§ Given request: Output the records exactly as they appear, with no pictures included.
* Start The records *
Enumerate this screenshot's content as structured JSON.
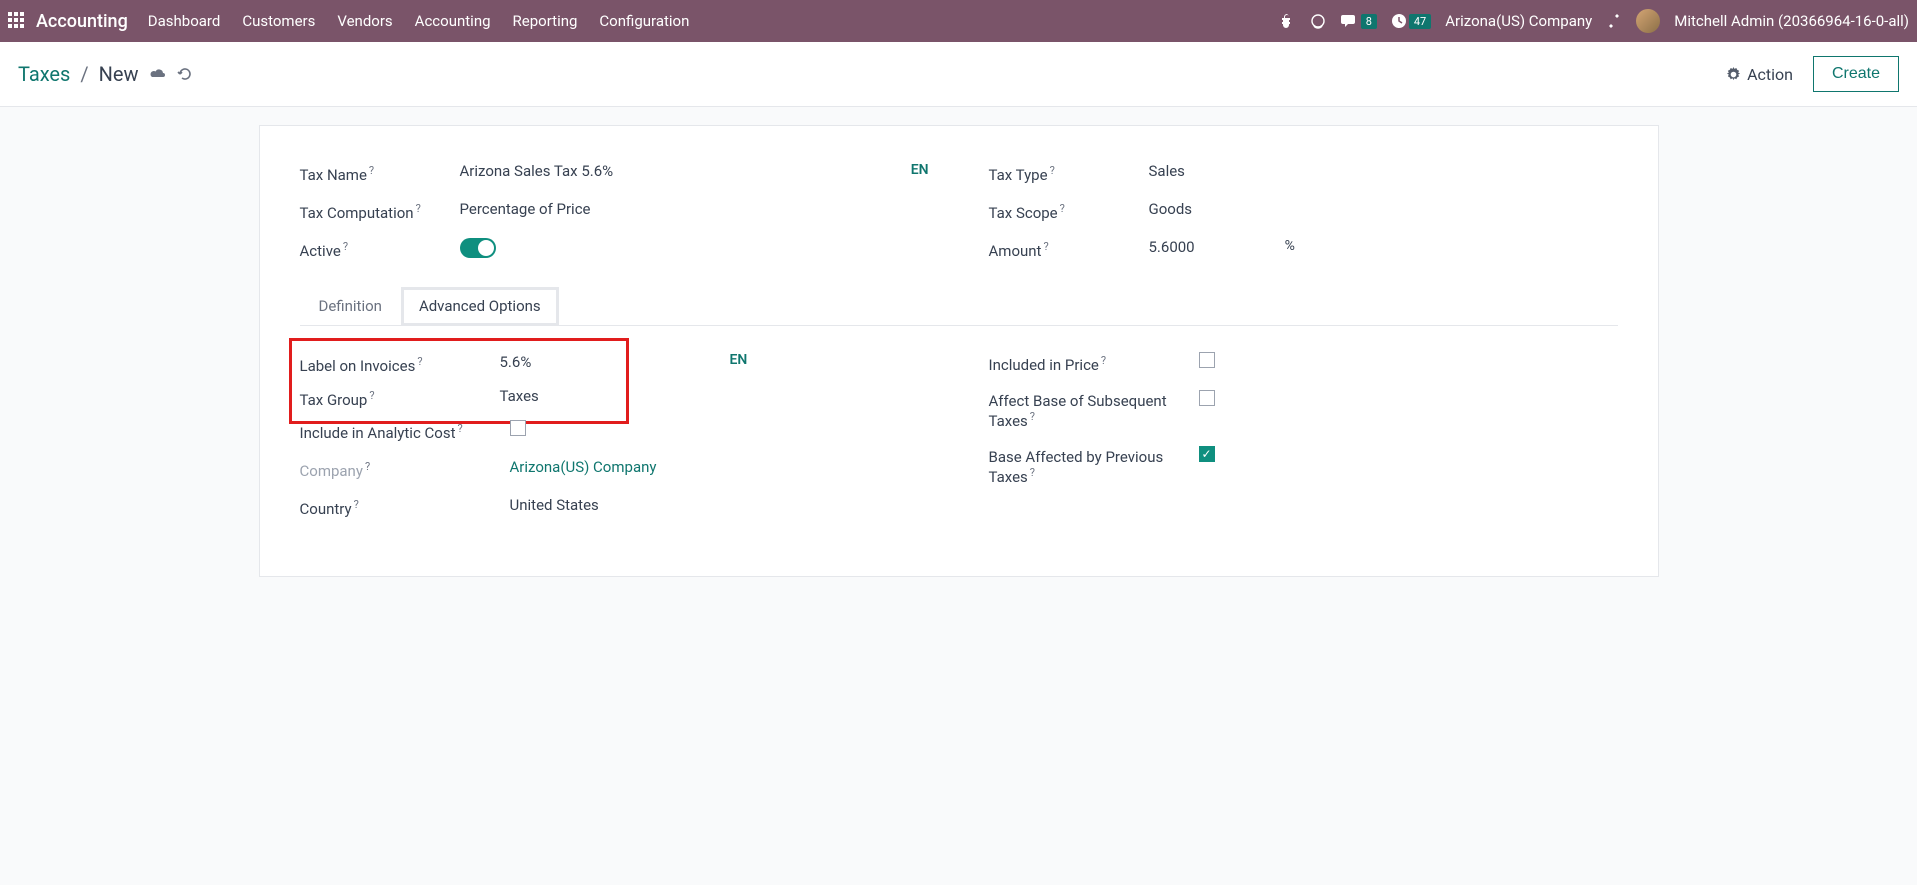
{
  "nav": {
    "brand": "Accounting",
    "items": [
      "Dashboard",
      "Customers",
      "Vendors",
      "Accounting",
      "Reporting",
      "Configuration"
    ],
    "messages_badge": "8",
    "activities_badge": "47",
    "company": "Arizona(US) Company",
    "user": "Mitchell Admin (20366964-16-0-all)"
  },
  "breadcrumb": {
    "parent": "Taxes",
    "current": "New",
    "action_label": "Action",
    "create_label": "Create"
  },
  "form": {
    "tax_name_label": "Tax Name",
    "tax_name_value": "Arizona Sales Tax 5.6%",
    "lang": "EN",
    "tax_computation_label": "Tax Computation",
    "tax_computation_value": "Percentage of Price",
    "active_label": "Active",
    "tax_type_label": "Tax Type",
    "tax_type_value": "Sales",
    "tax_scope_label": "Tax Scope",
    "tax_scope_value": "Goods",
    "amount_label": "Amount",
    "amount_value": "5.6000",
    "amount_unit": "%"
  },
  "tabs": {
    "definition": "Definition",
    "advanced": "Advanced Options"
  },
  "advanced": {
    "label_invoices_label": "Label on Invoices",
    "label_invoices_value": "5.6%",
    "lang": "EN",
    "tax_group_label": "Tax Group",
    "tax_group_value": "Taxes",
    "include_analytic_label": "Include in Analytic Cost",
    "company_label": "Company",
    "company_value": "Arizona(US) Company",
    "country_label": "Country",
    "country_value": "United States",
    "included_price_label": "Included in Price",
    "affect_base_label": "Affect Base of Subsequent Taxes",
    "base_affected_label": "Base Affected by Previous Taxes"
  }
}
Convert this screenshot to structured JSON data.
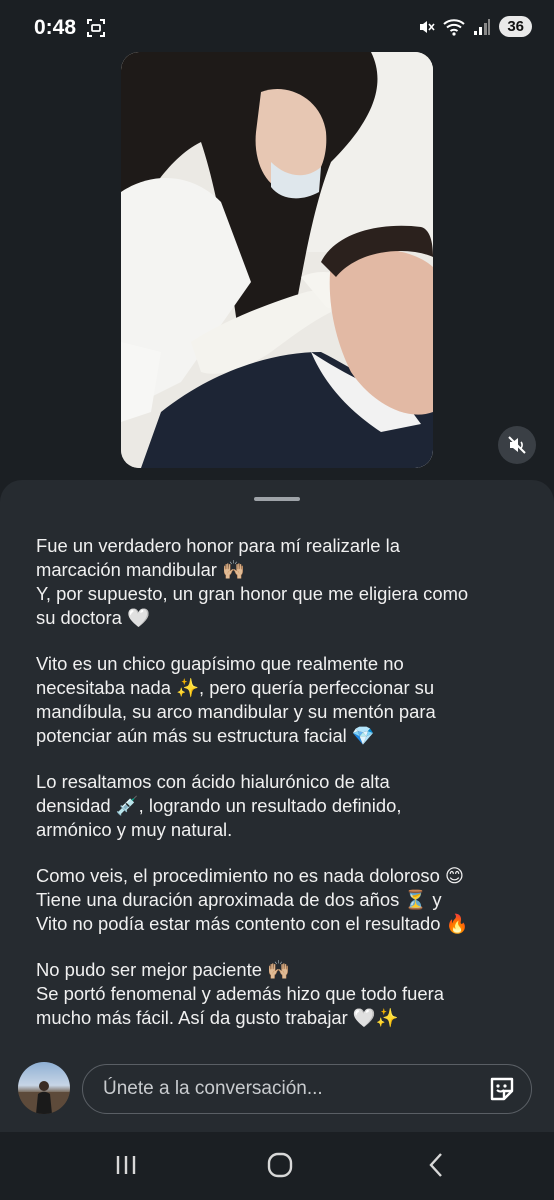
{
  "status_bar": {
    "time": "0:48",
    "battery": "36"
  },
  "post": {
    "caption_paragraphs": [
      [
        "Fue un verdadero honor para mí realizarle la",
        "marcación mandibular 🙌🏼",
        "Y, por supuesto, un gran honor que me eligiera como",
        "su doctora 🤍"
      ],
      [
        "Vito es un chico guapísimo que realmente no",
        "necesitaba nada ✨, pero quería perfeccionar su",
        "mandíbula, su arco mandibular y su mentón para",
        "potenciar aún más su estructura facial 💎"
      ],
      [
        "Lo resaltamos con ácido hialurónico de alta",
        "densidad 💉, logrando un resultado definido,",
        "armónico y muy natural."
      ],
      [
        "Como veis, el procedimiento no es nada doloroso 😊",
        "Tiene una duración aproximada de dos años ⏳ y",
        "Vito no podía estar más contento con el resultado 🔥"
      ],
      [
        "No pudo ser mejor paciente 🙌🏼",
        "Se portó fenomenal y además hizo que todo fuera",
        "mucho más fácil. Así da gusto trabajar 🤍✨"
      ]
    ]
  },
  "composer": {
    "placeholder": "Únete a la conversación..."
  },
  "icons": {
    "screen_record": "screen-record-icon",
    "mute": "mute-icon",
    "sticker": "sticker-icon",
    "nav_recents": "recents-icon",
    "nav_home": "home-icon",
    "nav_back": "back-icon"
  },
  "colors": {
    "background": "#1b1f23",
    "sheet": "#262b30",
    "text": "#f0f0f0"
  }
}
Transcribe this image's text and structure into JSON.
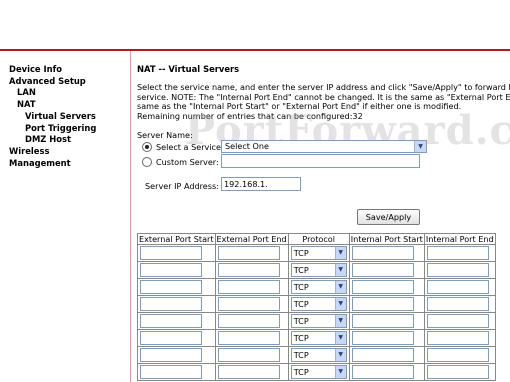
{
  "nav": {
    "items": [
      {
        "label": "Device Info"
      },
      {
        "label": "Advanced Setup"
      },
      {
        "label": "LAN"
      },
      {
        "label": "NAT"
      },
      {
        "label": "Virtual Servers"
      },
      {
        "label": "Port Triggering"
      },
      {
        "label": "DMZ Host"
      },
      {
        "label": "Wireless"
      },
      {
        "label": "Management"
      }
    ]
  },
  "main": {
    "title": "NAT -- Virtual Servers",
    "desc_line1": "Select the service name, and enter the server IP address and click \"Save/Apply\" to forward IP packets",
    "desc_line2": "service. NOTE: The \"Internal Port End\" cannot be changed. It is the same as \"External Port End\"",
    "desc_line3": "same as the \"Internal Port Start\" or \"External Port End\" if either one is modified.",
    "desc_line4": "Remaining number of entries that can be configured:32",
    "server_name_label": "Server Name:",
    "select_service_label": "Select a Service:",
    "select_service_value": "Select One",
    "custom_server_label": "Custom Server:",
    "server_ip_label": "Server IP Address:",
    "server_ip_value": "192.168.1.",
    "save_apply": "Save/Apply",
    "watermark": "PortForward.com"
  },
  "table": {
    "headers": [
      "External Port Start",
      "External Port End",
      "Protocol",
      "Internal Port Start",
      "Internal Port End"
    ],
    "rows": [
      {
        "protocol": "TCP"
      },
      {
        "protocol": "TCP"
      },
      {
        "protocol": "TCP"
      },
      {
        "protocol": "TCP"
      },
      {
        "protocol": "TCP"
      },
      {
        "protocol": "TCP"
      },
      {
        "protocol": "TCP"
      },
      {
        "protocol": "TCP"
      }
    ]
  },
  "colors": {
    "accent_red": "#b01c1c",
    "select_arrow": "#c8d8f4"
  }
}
* End The records *
§ Output:
Enumerate this screenshot's content as structured JSON.
{
  "nav": {
    "brand": "Accounting",
    "items": [
      "Dashboard",
      "Customers",
      "Vendors",
      "Accounting",
      "Reporting",
      "Configuration"
    ],
    "messages_badge": "8",
    "activities_badge": "47",
    "company": "Arizona(US) Company",
    "user": "Mitchell Admin (20366964-16-0-all)"
  },
  "breadcrumb": {
    "parent": "Taxes",
    "current": "New",
    "action_label": "Action",
    "create_label": "Create"
  },
  "form": {
    "tax_name_label": "Tax Name",
    "tax_name_value": "Arizona Sales Tax 5.6%",
    "lang": "EN",
    "tax_computation_label": "Tax Computation",
    "tax_computation_value": "Percentage of Price",
    "active_label": "Active",
    "tax_type_label": "Tax Type",
    "tax_type_value": "Sales",
    "tax_scope_label": "Tax Scope",
    "tax_scope_value": "Goods",
    "amount_label": "Amount",
    "amount_value": "5.6000",
    "amount_unit": "%"
  },
  "tabs": {
    "definition": "Definition",
    "advanced": "Advanced Options"
  },
  "advanced": {
    "label_invoices_label": "Label on Invoices",
    "label_invoices_value": "5.6%",
    "lang": "EN",
    "tax_group_label": "Tax Group",
    "tax_group_value": "Taxes",
    "include_analytic_label": "Include in Analytic Cost",
    "company_label": "Company",
    "company_value": "Arizona(US) Company",
    "country_label": "Country",
    "country_value": "United States",
    "included_price_label": "Included in Price",
    "affect_base_label": "Affect Base of Subsequent Taxes",
    "base_affected_label": "Base Affected by Previous Taxes"
  }
}
Convert this screenshot to structured JSON data.
{
  "status_bar": {
    "time": "0:48",
    "battery": "36"
  },
  "post": {
    "caption_paragraphs": [
      [
        "Fue un verdadero honor para mí realizarle la",
        "marcación mandibular 🙌🏼",
        "Y, por supuesto, un gran honor que me eligiera como",
        "su doctora 🤍"
      ],
      [
        "Vito es un chico guapísimo que realmente no",
        "necesitaba nada ✨, pero quería perfeccionar su",
        "mandíbula, su arco mandibular y su mentón para",
        "potenciar aún más su estructura facial 💎"
      ],
      [
        "Lo resaltamos con ácido hialurónico de alta",
        "densidad 💉, logrando un resultado definido,",
        "armónico y muy natural."
      ],
      [
        "Como veis, el procedimiento no es nada doloroso 😊",
        "Tiene una duración aproximada de dos años ⏳ y",
        "Vito no podía estar más contento con el resultado 🔥"
      ],
      [
        "No pudo ser mejor paciente 🙌🏼",
        "Se portó fenomenal y además hizo que todo fuera",
        "mucho más fácil. Así da gusto trabajar 🤍✨"
      ]
    ]
  },
  "composer": {
    "placeholder": "Únete a la conversación..."
  },
  "icons": {
    "screen_record": "screen-record-icon",
    "mute": "mute-icon",
    "sticker": "sticker-icon",
    "nav_recents": "recents-icon",
    "nav_home": "home-icon",
    "nav_back": "back-icon"
  },
  "colors": {
    "background": "#1b1f23",
    "sheet": "#262b30",
    "text": "#f0f0f0"
  }
}
Transcribe this image's text and structure into JSON.
{
  "nav": {
    "items": [
      {
        "label": "Device Info"
      },
      {
        "label": "Advanced Setup"
      },
      {
        "label": "LAN"
      },
      {
        "label": "NAT"
      },
      {
        "label": "Virtual Servers"
      },
      {
        "label": "Port Triggering"
      },
      {
        "label": "DMZ Host"
      },
      {
        "label": "Wireless"
      },
      {
        "label": "Management"
      }
    ]
  },
  "main": {
    "title": "NAT -- Virtual Servers",
    "desc_line1": "Select the service name, and enter the server IP address and click \"Save/Apply\" to forward IP packets",
    "desc_line2": "service. NOTE: The \"Internal Port End\" cannot be changed. It is the same as \"External Port End\"",
    "desc_line3": "same as the \"Internal Port Start\" or \"External Port End\" if either one is modified.",
    "desc_line4": "Remaining number of entries that can be configured:32",
    "server_name_label": "Server Name:",
    "select_service_label": "Select a Service:",
    "select_service_value": "Select One",
    "custom_server_label": "Custom Server:",
    "server_ip_label": "Server IP Address:",
    "server_ip_value": "192.168.1.",
    "save_apply": "Save/Apply",
    "watermark": "PortForward.com"
  },
  "table": {
    "headers": [
      "External Port Start",
      "External Port End",
      "Protocol",
      "Internal Port Start",
      "Internal Port End"
    ],
    "rows": [
      {
        "protocol": "TCP"
      },
      {
        "protocol": "TCP"
      },
      {
        "protocol": "TCP"
      },
      {
        "protocol": "TCP"
      },
      {
        "protocol": "TCP"
      },
      {
        "protocol": "TCP"
      },
      {
        "protocol": "TCP"
      },
      {
        "protocol": "TCP"
      }
    ]
  },
  "colors": {
    "accent_red": "#b01c1c",
    "select_arrow": "#c8d8f4"
  }
}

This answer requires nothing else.